OBJECTIVE
Using the data below, copy each line that includes the word "name".

— START SUPPLIED INFORMATION —

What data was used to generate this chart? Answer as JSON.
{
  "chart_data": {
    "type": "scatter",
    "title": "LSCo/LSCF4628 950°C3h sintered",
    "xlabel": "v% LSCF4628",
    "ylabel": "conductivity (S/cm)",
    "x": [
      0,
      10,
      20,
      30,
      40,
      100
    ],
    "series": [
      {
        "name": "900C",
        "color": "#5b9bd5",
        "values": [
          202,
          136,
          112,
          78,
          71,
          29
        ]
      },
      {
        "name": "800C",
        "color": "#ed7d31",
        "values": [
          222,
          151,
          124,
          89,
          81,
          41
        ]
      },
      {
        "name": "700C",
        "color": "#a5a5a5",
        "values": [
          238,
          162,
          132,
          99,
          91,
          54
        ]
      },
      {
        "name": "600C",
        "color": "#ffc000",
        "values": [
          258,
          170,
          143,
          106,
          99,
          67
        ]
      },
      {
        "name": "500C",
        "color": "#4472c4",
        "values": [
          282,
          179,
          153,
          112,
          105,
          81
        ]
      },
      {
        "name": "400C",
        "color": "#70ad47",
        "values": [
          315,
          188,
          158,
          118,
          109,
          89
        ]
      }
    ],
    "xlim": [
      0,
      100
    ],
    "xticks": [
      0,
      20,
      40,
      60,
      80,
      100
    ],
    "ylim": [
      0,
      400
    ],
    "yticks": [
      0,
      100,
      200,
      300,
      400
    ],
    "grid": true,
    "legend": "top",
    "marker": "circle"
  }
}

— END SUPPLIED INFORMATION —

EXPECTED ANSWER
        "name": "900C",
        "name": "800C",
        "name": "700C",
        "name": "600C",
        "name": "500C",
        "name": "400C",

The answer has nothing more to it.